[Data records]
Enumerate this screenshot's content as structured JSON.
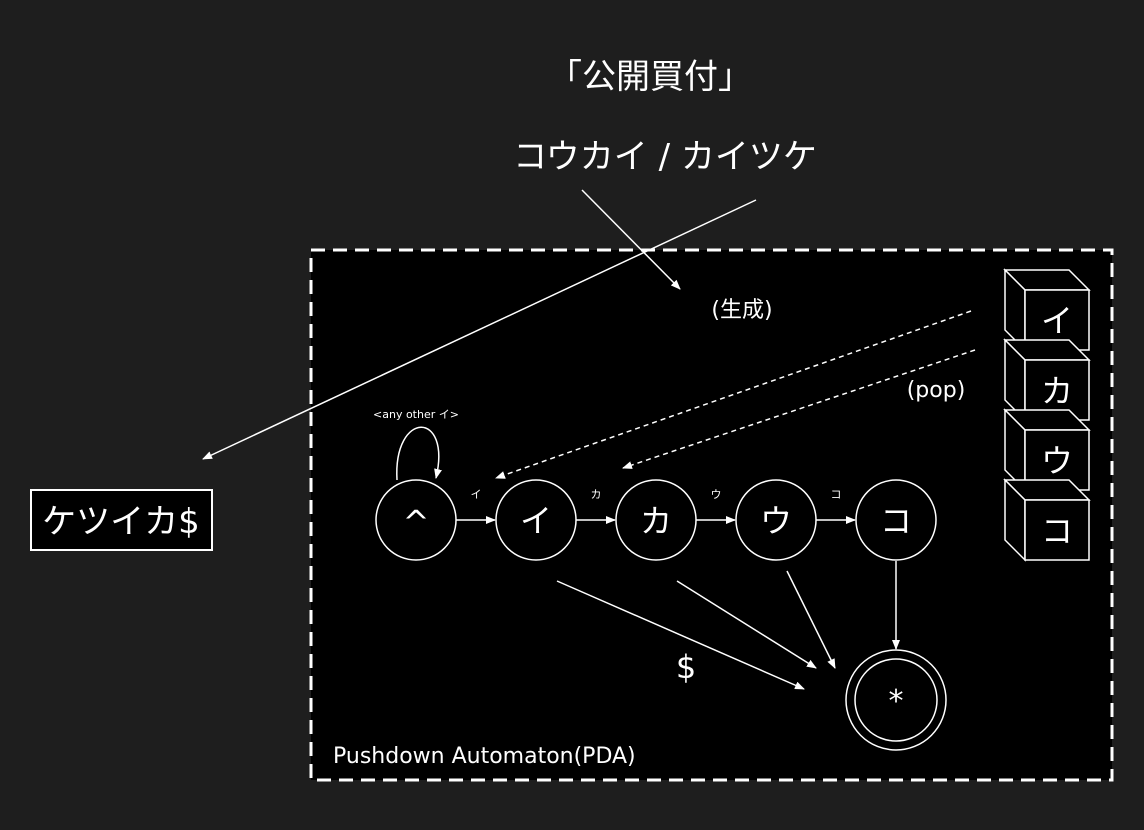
{
  "title": "「公開買付」",
  "reading": "コウカイ / カイツケ",
  "output_box": "ケツイカ$",
  "generate_label": "(生成)",
  "pop_label": "(pop)",
  "pda_label": "Pushdown Automaton(PDA)",
  "self_loop_label": "<any other イ>",
  "states": [
    "^",
    "イ",
    "カ",
    "ウ",
    "コ"
  ],
  "transition_labels": [
    "イ",
    "カ",
    "ウ",
    "コ"
  ],
  "end_symbol": "$",
  "accept_state": "*",
  "stack": [
    "イ",
    "カ",
    "ウ",
    "コ"
  ],
  "colors": {
    "background": "#1e1e1e",
    "box_fill": "#000000",
    "stroke": "#ffffff"
  }
}
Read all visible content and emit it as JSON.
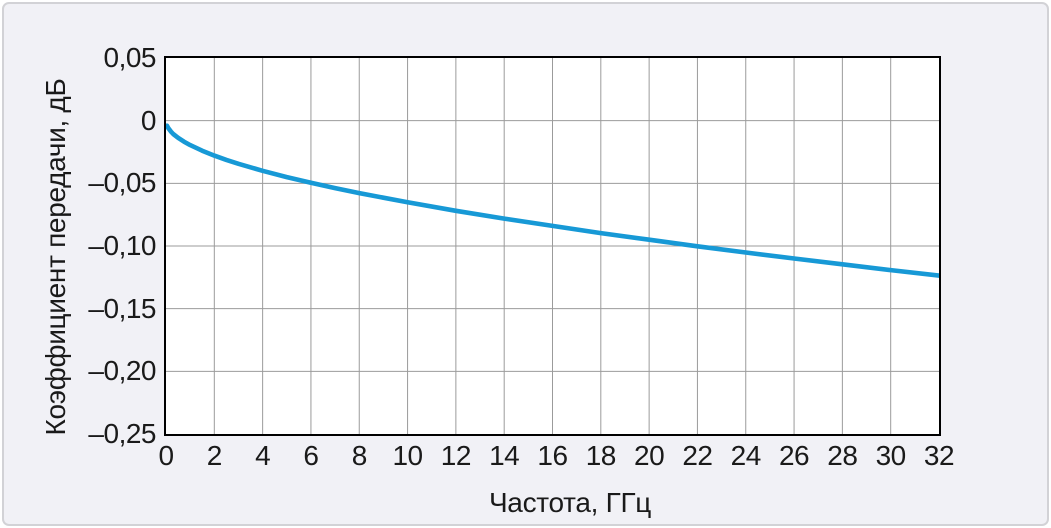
{
  "figure": {
    "panel_bg": "#f1f1f6",
    "panel_border": "#d2d2d6",
    "plot_bg": "#ffffff",
    "grid_color": "#9b9b9b",
    "axis_box_color": "#000000",
    "curve_color": "#1799d6"
  },
  "chart_data": {
    "type": "line",
    "title": "",
    "xlabel": "Частота, ГГц",
    "ylabel": "Коэффициент передачи, дБ",
    "xlim": [
      0,
      32
    ],
    "ylim": [
      -0.25,
      0.05
    ],
    "grid": "on",
    "legend": "none",
    "x_ticks": {
      "values": [
        0,
        2,
        4,
        6,
        8,
        10,
        12,
        14,
        16,
        18,
        20,
        22,
        24,
        26,
        28,
        30,
        32
      ],
      "labels": [
        "0",
        "2",
        "4",
        "6",
        "8",
        "10",
        "12",
        "14",
        "16",
        "18",
        "20",
        "22",
        "24",
        "26",
        "28",
        "30",
        "32"
      ]
    },
    "y_ticks": {
      "values": [
        0.05,
        0,
        -0.05,
        -0.1,
        -0.15,
        -0.2,
        -0.25
      ],
      "labels": [
        "0,05",
        "0",
        "–0,05",
        "–0,10",
        "–0,15",
        "–0,20",
        "–0,25"
      ]
    },
    "series": [
      {
        "name": "Коэффициент передачи",
        "color": "#1799d6",
        "x": [
          0.04,
          0.1,
          0.2,
          0.3,
          0.5,
          0.75,
          1,
          1.5,
          2,
          2.5,
          3,
          4,
          5,
          6,
          7,
          8,
          10,
          12,
          14,
          16,
          18,
          20,
          22,
          24,
          26,
          28,
          30,
          32
        ],
        "y": [
          -0.004,
          -0.006,
          -0.0086,
          -0.0106,
          -0.0137,
          -0.0168,
          -0.0195,
          -0.024,
          -0.0279,
          -0.0313,
          -0.0344,
          -0.04,
          -0.045,
          -0.0496,
          -0.0538,
          -0.0578,
          -0.0651,
          -0.0719,
          -0.0781,
          -0.084,
          -0.0897,
          -0.095,
          -0.1002,
          -0.1052,
          -0.11,
          -0.1146,
          -0.1192,
          -0.1236
        ]
      }
    ]
  }
}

(Required task) Without the pictures, output the full listing exactly as it stands.

(Task result)
Enumerate this screenshot's content as structured JSON.
{
  "title": "「公開買付」",
  "reading": "コウカイ / カイツケ",
  "output_box": "ケツイカ$",
  "generate_label": "(生成)",
  "pop_label": "(pop)",
  "pda_label": "Pushdown Automaton(PDA)",
  "self_loop_label": "<any other イ>",
  "states": [
    "^",
    "イ",
    "カ",
    "ウ",
    "コ"
  ],
  "transition_labels": [
    "イ",
    "カ",
    "ウ",
    "コ"
  ],
  "end_symbol": "$",
  "accept_state": "*",
  "stack": [
    "イ",
    "カ",
    "ウ",
    "コ"
  ],
  "colors": {
    "background": "#1e1e1e",
    "box_fill": "#000000",
    "stroke": "#ffffff"
  }
}
Read all visible content and emit it as JSON.
{
  "figure": {
    "panel_bg": "#f1f1f6",
    "panel_border": "#d2d2d6",
    "plot_bg": "#ffffff",
    "grid_color": "#9b9b9b",
    "axis_box_color": "#000000",
    "curve_color": "#1799d6"
  },
  "chart_data": {
    "type": "line",
    "title": "",
    "xlabel": "Частота, ГГц",
    "ylabel": "Коэффициент передачи, дБ",
    "xlim": [
      0,
      32
    ],
    "ylim": [
      -0.25,
      0.05
    ],
    "grid": "on",
    "legend": "none",
    "x_ticks": {
      "values": [
        0,
        2,
        4,
        6,
        8,
        10,
        12,
        14,
        16,
        18,
        20,
        22,
        24,
        26,
        28,
        30,
        32
      ],
      "labels": [
        "0",
        "2",
        "4",
        "6",
        "8",
        "10",
        "12",
        "14",
        "16",
        "18",
        "20",
        "22",
        "24",
        "26",
        "28",
        "30",
        "32"
      ]
    },
    "y_ticks": {
      "values": [
        0.05,
        0,
        -0.05,
        -0.1,
        -0.15,
        -0.2,
        -0.25
      ],
      "labels": [
        "0,05",
        "0",
        "–0,05",
        "–0,10",
        "–0,15",
        "–0,20",
        "–0,25"
      ]
    },
    "series": [
      {
        "name": "Коэффициент передачи",
        "color": "#1799d6",
        "x": [
          0.04,
          0.1,
          0.2,
          0.3,
          0.5,
          0.75,
          1,
          1.5,
          2,
          2.5,
          3,
          4,
          5,
          6,
          7,
          8,
          10,
          12,
          14,
          16,
          18,
          20,
          22,
          24,
          26,
          28,
          30,
          32
        ],
        "y": [
          -0.004,
          -0.006,
          -0.0086,
          -0.0106,
          -0.0137,
          -0.0168,
          -0.0195,
          -0.024,
          -0.0279,
          -0.0313,
          -0.0344,
          -0.04,
          -0.045,
          -0.0496,
          -0.0538,
          -0.0578,
          -0.0651,
          -0.0719,
          -0.0781,
          -0.084,
          -0.0897,
          -0.095,
          -0.1002,
          -0.1052,
          -0.11,
          -0.1146,
          -0.1192,
          -0.1236
        ]
      }
    ]
  }
}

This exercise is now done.